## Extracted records
========

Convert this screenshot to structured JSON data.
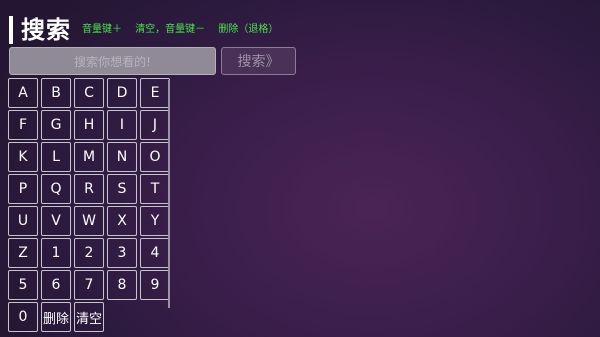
{
  "header": {
    "title": "搜索",
    "hints": [
      "音量键＋",
      "清空，音量键－",
      "删除（退格）"
    ]
  },
  "search": {
    "placeholder": "搜索你想看的!",
    "button_label": "搜索》"
  },
  "keyboard": {
    "keys": [
      "A",
      "B",
      "C",
      "D",
      "E",
      "F",
      "G",
      "H",
      "I",
      "J",
      "K",
      "L",
      "M",
      "N",
      "O",
      "P",
      "Q",
      "R",
      "S",
      "T",
      "U",
      "V",
      "W",
      "X",
      "Y",
      "Z",
      "1",
      "2",
      "3",
      "4",
      "5",
      "6",
      "7",
      "8",
      "9",
      "0",
      "删除",
      "清空"
    ]
  }
}
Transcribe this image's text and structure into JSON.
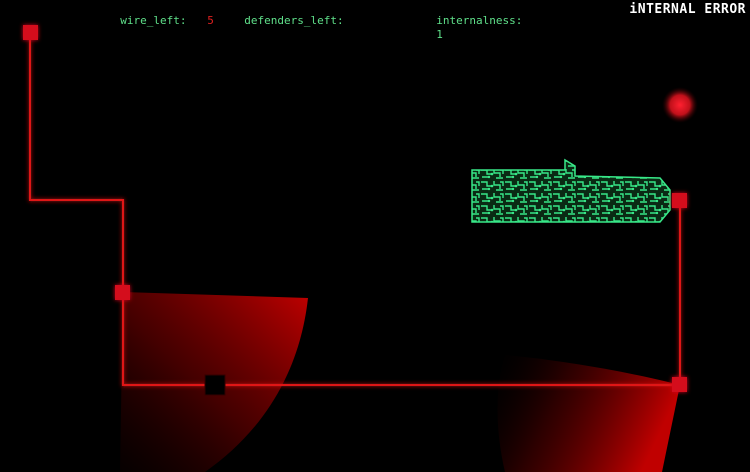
{
  "game_title": "iNTERNAL ERROR",
  "hud": {
    "wire_left_label": "wire_left:",
    "wire_left_value": "5",
    "defenders_left_label": "defenders_left:",
    "defenders_left_value": "",
    "internalness_label": "internalness:",
    "internalness_value": "1"
  },
  "colors": {
    "hud_text": "#5fe08a",
    "hud_value": "#e02020",
    "wire": "#e01818",
    "node": "#d4101c",
    "beam": "#b00000",
    "target": "#30e080",
    "background": "#000000"
  },
  "icons": {
    "wire_node": "red-square",
    "defender": "black-square",
    "target": "green-circuit-board",
    "orb": "red-glow-orb"
  }
}
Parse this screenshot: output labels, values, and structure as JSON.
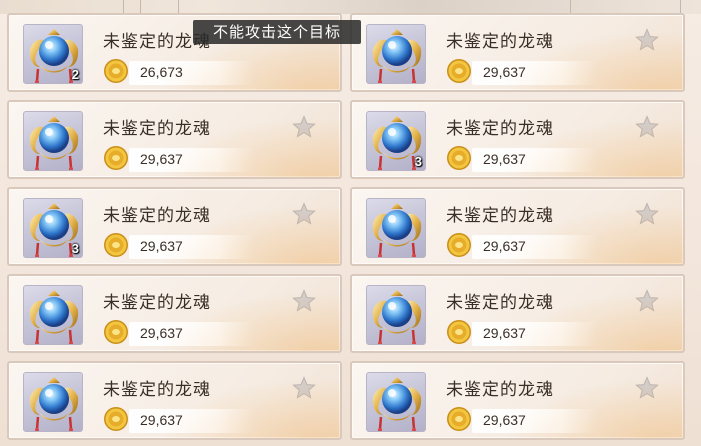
{
  "tooltip": "不能攻击这个目标",
  "item_name": "未鉴定的龙魂",
  "cards": [
    {
      "name": "未鉴定的龙魂",
      "price": "26,673",
      "stack": "2",
      "star": false
    },
    {
      "name": "未鉴定的龙魂",
      "price": "29,637",
      "stack": "",
      "star": true
    },
    {
      "name": "未鉴定的龙魂",
      "price": "29,637",
      "stack": "",
      "star": true
    },
    {
      "name": "未鉴定的龙魂",
      "price": "29,637",
      "stack": "3",
      "star": true
    },
    {
      "name": "未鉴定的龙魂",
      "price": "29,637",
      "stack": "3",
      "star": true
    },
    {
      "name": "未鉴定的龙魂",
      "price": "29,637",
      "stack": "",
      "star": true
    },
    {
      "name": "未鉴定的龙魂",
      "price": "29,637",
      "stack": "",
      "star": true
    },
    {
      "name": "未鉴定的龙魂",
      "price": "29,637",
      "stack": "",
      "star": true
    },
    {
      "name": "未鉴定的龙魂",
      "price": "29,637",
      "stack": "",
      "star": true
    },
    {
      "name": "未鉴定的龙魂",
      "price": "29,637",
      "stack": "",
      "star": true
    }
  ],
  "icons": {
    "item": "dragon-soul-orb-icon",
    "currency": "gold-coin-icon",
    "favorite": "star-icon"
  },
  "colors": {
    "card_border": "#d9c9bd",
    "text": "#3a2f28",
    "star": "#c9c2c0",
    "coin": "#e0b234",
    "orb": "#3f8fe0"
  }
}
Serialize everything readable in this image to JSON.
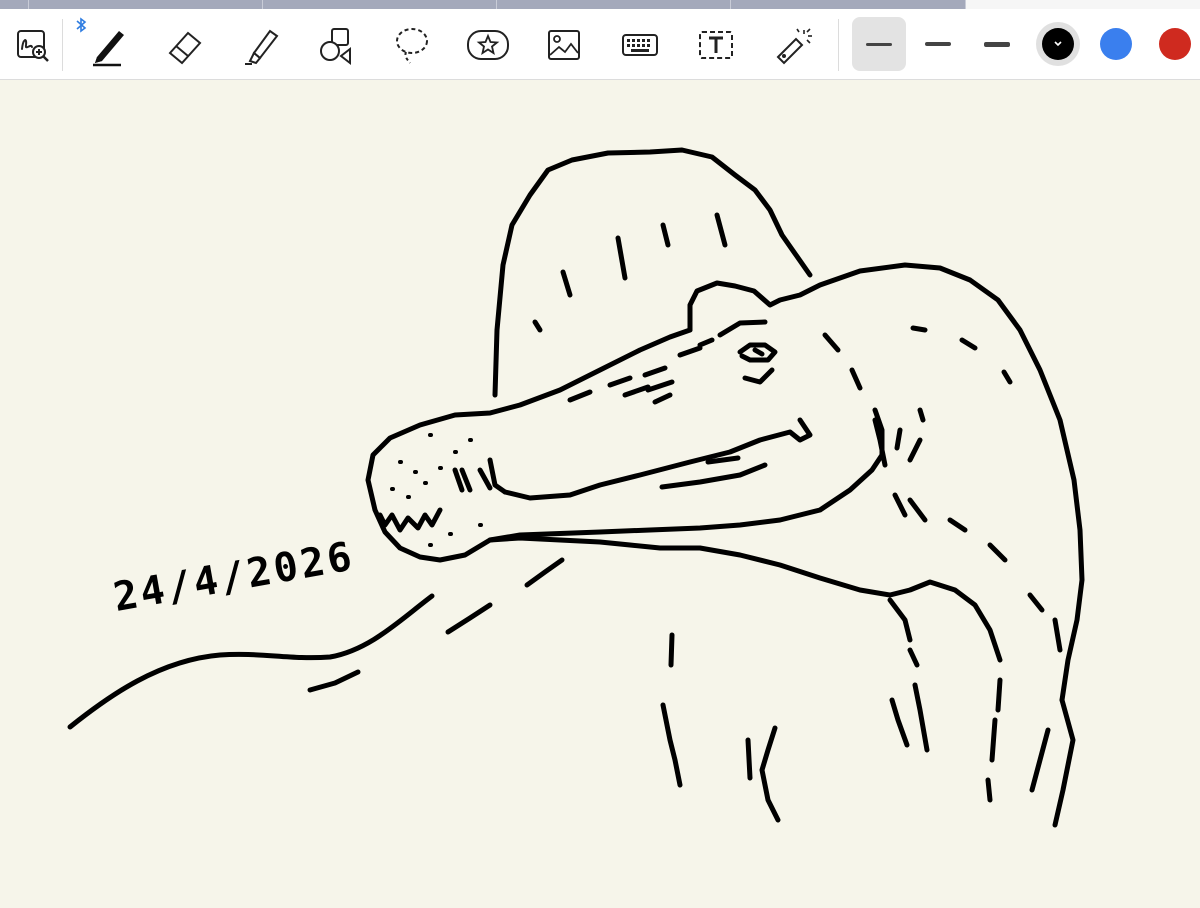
{
  "tab_strip": {
    "tabs": [
      "",
      "",
      "",
      "",
      ""
    ]
  },
  "toolbar": {
    "tools": [
      {
        "name": "zoom-window-icon"
      },
      {
        "name": "pen-icon",
        "selected": true
      },
      {
        "name": "eraser-icon"
      },
      {
        "name": "highlighter-icon"
      },
      {
        "name": "shapes-icon"
      },
      {
        "name": "lasso-icon"
      },
      {
        "name": "sticker-icon"
      },
      {
        "name": "image-icon"
      },
      {
        "name": "keyboard-icon"
      },
      {
        "name": "text-box-icon"
      },
      {
        "name": "laser-pointer-icon"
      }
    ],
    "bluetooth_icon": "bluetooth-icon",
    "stroke_widths": [
      {
        "name": "thin",
        "selected": true
      },
      {
        "name": "medium",
        "selected": false
      },
      {
        "name": "thick",
        "selected": false
      }
    ],
    "colors": [
      {
        "name": "black",
        "hex": "#000000",
        "selected": true
      },
      {
        "name": "blue",
        "hex": "#3a7fee",
        "selected": false
      },
      {
        "name": "red",
        "hex": "#cf2a1f",
        "selected": false
      }
    ]
  },
  "canvas": {
    "background": "#f6f5ea",
    "ink_color": "#000000",
    "handwritten_date": "24/4/2026",
    "drawing": "spinosaurus-sketch"
  }
}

========

## OBJECTIVE
Retype all of the entries exactly as written, leaving out any images.

## EXPECTED ANSWER
Convert this screenshot to structured JSON data.
{
  "header": {
    "title": "搜索",
    "hints": [
      "音量键＋",
      "清空，音量键－",
      "删除（退格）"
    ]
  },
  "search": {
    "placeholder": "搜索你想看的!",
    "button_label": "搜索》"
  },
  "keyboard": {
    "keys": [
      "A",
      "B",
      "C",
      "D",
      "E",
      "F",
      "G",
      "H",
      "I",
      "J",
      "K",
      "L",
      "M",
      "N",
      "O",
      "P",
      "Q",
      "R",
      "S",
      "T",
      "U",
      "V",
      "W",
      "X",
      "Y",
      "Z",
      "1",
      "2",
      "3",
      "4",
      "5",
      "6",
      "7",
      "8",
      "9",
      "0",
      "删除",
      "清空"
    ]
  }
}
Transcribe this image's text and structure into JSON.
{
  "game_title": "iNTERNAL ERROR",
  "hud": {
    "wire_left_label": "wire_left:",
    "wire_left_value": "5",
    "defenders_left_label": "defenders_left:",
    "defenders_left_value": "",
    "internalness_label": "internalness:",
    "internalness_value": "1"
  },
  "colors": {
    "hud_text": "#5fe08a",
    "hud_value": "#e02020",
    "wire": "#e01818",
    "node": "#d4101c",
    "beam": "#b00000",
    "target": "#30e080",
    "background": "#000000"
  },
  "icons": {
    "wire_node": "red-square",
    "defender": "black-square",
    "target": "green-circuit-board",
    "orb": "red-glow-orb"
  }
}
Parse this screenshot: output labels, values, and structure as JSON.
{
  "tooltip": "不能攻击这个目标",
  "item_name": "未鉴定的龙魂",
  "cards": [
    {
      "name": "未鉴定的龙魂",
      "price": "26,673",
      "stack": "2",
      "star": false
    },
    {
      "name": "未鉴定的龙魂",
      "price": "29,637",
      "stack": "",
      "star": true
    },
    {
      "name": "未鉴定的龙魂",
      "price": "29,637",
      "stack": "",
      "star": true
    },
    {
      "name": "未鉴定的龙魂",
      "price": "29,637",
      "stack": "3",
      "star": true
    },
    {
      "name": "未鉴定的龙魂",
      "price": "29,637",
      "stack": "3",
      "star": true
    },
    {
      "name": "未鉴定的龙魂",
      "price": "29,637",
      "stack": "",
      "star": true
    },
    {
      "name": "未鉴定的龙魂",
      "price": "29,637",
      "stack": "",
      "star": true
    },
    {
      "name": "未鉴定的龙魂",
      "price": "29,637",
      "stack": "",
      "star": true
    },
    {
      "name": "未鉴定的龙魂",
      "price": "29,637",
      "stack": "",
      "star": true
    },
    {
      "name": "未鉴定的龙魂",
      "price": "29,637",
      "stack": "",
      "star": true
    }
  ],
  "icons": {
    "item": "dragon-soul-orb-icon",
    "currency": "gold-coin-icon",
    "favorite": "star-icon"
  },
  "colors": {
    "card_border": "#d9c9bd",
    "text": "#3a2f28",
    "star": "#c9c2c0",
    "coin": "#e0b234",
    "orb": "#3f8fe0"
  }
}
Serialize everything readable in this image to JSON.
{
  "tab_strip": {
    "tabs": [
      "",
      "",
      "",
      "",
      ""
    ]
  },
  "toolbar": {
    "tools": [
      {
        "name": "zoom-window-icon"
      },
      {
        "name": "pen-icon",
        "selected": true
      },
      {
        "name": "eraser-icon"
      },
      {
        "name": "highlighter-icon"
      },
      {
        "name": "shapes-icon"
      },
      {
        "name": "lasso-icon"
      },
      {
        "name": "sticker-icon"
      },
      {
        "name": "image-icon"
      },
      {
        "name": "keyboard-icon"
      },
      {
        "name": "text-box-icon"
      },
      {
        "name": "laser-pointer-icon"
      }
    ],
    "bluetooth_icon": "bluetooth-icon",
    "stroke_widths": [
      {
        "name": "thin",
        "selected": true
      },
      {
        "name": "medium",
        "selected": false
      },
      {
        "name": "thick",
        "selected": false
      }
    ],
    "colors": [
      {
        "name": "black",
        "hex": "#000000",
        "selected": true
      },
      {
        "name": "blue",
        "hex": "#3a7fee",
        "selected": false
      },
      {
        "name": "red",
        "hex": "#cf2a1f",
        "selected": false
      }
    ]
  },
  "canvas": {
    "background": "#f6f5ea",
    "ink_color": "#000000",
    "handwritten_date": "24/4/2026",
    "drawing": "spinosaurus-sketch"
  }
}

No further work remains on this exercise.